> [What is required]:
Write out all of the data exactly as it appears.
begin
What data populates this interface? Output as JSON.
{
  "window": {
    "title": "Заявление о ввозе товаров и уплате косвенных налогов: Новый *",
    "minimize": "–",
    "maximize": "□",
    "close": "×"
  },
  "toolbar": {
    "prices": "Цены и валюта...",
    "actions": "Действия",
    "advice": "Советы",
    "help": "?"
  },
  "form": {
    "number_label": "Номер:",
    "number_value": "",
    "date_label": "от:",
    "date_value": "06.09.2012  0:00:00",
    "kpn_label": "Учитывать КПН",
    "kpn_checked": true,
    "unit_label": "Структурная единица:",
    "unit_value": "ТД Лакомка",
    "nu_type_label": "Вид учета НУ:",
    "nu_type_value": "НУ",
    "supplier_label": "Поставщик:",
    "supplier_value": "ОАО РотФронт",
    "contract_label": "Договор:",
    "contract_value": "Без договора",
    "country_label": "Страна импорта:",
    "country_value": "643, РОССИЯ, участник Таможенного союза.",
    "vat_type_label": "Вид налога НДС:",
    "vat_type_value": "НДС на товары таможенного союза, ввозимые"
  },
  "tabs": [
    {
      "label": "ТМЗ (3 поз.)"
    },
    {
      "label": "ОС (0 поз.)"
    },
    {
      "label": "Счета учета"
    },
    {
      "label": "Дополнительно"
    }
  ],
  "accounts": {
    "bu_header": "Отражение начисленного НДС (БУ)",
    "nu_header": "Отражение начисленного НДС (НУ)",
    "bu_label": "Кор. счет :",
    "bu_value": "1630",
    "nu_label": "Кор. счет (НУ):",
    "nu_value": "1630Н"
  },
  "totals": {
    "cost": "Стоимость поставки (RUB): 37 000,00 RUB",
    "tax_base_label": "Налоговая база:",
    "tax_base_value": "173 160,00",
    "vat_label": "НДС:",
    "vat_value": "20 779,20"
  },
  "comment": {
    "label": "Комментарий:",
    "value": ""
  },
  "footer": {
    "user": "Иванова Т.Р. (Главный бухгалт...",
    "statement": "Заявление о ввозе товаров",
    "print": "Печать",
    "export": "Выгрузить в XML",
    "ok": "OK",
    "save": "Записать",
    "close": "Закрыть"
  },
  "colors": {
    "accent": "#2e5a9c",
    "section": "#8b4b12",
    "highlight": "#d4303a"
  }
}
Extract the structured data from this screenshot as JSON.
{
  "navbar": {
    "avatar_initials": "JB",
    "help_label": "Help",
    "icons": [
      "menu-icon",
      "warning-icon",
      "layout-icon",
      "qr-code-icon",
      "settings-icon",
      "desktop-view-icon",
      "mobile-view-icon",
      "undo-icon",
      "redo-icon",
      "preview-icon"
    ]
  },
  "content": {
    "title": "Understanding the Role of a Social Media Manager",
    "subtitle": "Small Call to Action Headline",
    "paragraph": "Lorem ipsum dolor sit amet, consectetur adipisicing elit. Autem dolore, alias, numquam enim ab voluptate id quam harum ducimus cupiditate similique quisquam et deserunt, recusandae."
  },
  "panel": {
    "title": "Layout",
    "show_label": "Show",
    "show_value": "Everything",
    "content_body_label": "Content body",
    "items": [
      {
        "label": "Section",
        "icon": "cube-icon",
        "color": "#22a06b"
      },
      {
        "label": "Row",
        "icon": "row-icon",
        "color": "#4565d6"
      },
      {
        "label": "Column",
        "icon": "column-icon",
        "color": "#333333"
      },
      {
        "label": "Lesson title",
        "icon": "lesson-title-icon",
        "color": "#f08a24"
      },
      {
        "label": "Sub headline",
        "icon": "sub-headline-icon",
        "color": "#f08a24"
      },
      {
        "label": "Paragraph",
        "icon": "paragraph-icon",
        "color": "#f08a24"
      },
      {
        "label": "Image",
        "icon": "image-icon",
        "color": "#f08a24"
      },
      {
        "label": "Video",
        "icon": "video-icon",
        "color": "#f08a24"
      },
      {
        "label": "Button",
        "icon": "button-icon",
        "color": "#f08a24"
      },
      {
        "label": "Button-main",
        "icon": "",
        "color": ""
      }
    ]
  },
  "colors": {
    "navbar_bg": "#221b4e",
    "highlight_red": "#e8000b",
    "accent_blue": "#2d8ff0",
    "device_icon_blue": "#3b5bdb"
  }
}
end
> [Reply to the exercise]:
What data populates this interface? Output as JSON.
{
  "window": {
    "title": "Заявление о ввозе товаров и уплате косвенных налогов: Новый *",
    "minimize": "–",
    "maximize": "□",
    "close": "×"
  },
  "toolbar": {
    "prices": "Цены и валюта...",
    "actions": "Действия",
    "advice": "Советы",
    "help": "?"
  },
  "form": {
    "number_label": "Номер:",
    "number_value": "",
    "date_label": "от:",
    "date_value": "06.09.2012  0:00:00",
    "kpn_label": "Учитывать КПН",
    "kpn_checked": true,
    "unit_label": "Структурная единица:",
    "unit_value": "ТД Лакомка",
    "nu_type_label": "Вид учета НУ:",
    "nu_type_value": "НУ",
    "supplier_label": "Поставщик:",
    "supplier_value": "ОАО РотФронт",
    "contract_label": "Договор:",
    "contract_value": "Без договора",
    "country_label": "Страна импорта:",
    "country_value": "643, РОССИЯ, участник Таможенного союза.",
    "vat_type_label": "Вид налога НДС:",
    "vat_type_value": "НДС на товары таможенного союза, ввозимые"
  },
  "tabs": [
    {
      "label": "ТМЗ (3 поз.)"
    },
    {
      "label": "ОС (0 поз.)"
    },
    {
      "label": "Счета учета"
    },
    {
      "label": "Дополнительно"
    }
  ],
  "accounts": {
    "bu_header": "Отражение начисленного НДС (БУ)",
    "nu_header": "Отражение начисленного НДС (НУ)",
    "bu_label": "Кор. счет :",
    "bu_value": "1630",
    "nu_label": "Кор. счет (НУ):",
    "nu_value": "1630Н"
  },
  "totals": {
    "cost": "Стоимость поставки (RUB): 37 000,00 RUB",
    "tax_base_label": "Налоговая база:",
    "tax_base_value": "173 160,00",
    "vat_label": "НДС:",
    "vat_value": "20 779,20"
  },
  "comment": {
    "label": "Комментарий:",
    "value": ""
  },
  "footer": {
    "user": "Иванова Т.Р. (Главный бухгалт...",
    "statement": "Заявление о ввозе товаров",
    "print": "Печать",
    "export": "Выгрузить в XML",
    "ok": "OK",
    "save": "Записать",
    "close": "Закрыть"
  },
  "colors": {
    "accent": "#2e5a9c",
    "section": "#8b4b12",
    "highlight": "#d4303a"
  }
}
Extract the structured data from this screenshot as JSON.
{
  "navbar": {
    "avatar_initials": "JB",
    "help_label": "Help",
    "icons": [
      "menu-icon",
      "warning-icon",
      "layout-icon",
      "qr-code-icon",
      "settings-icon",
      "desktop-view-icon",
      "mobile-view-icon",
      "undo-icon",
      "redo-icon",
      "preview-icon"
    ]
  },
  "content": {
    "title": "Understanding the Role of a Social Media Manager",
    "subtitle": "Small Call to Action Headline",
    "paragraph": "Lorem ipsum dolor sit amet, consectetur adipisicing elit. Autem dolore, alias, numquam enim ab voluptate id quam harum ducimus cupiditate similique quisquam et deserunt, recusandae."
  },
  "panel": {
    "title": "Layout",
    "show_label": "Show",
    "show_value": "Everything",
    "content_body_label": "Content body",
    "items": [
      {
        "label": "Section",
        "icon": "cube-icon",
        "color": "#22a06b"
      },
      {
        "label": "Row",
        "icon": "row-icon",
        "color": "#4565d6"
      },
      {
        "label": "Column",
        "icon": "column-icon",
        "color": "#333333"
      },
      {
        "label": "Lesson title",
        "icon": "lesson-title-icon",
        "color": "#f08a24"
      },
      {
        "label": "Sub headline",
        "icon": "sub-headline-icon",
        "color": "#f08a24"
      },
      {
        "label": "Paragraph",
        "icon": "paragraph-icon",
        "color": "#f08a24"
      },
      {
        "label": "Image",
        "icon": "image-icon",
        "color": "#f08a24"
      },
      {
        "label": "Video",
        "icon": "video-icon",
        "color": "#f08a24"
      },
      {
        "label": "Button",
        "icon": "button-icon",
        "color": "#f08a24"
      },
      {
        "label": "Button-main",
        "icon": "",
        "color": ""
      }
    ]
  },
  "colors": {
    "navbar_bg": "#221b4e",
    "highlight_red": "#e8000b",
    "accent_blue": "#2d8ff0",
    "device_icon_blue": "#3b5bdb"
  }
}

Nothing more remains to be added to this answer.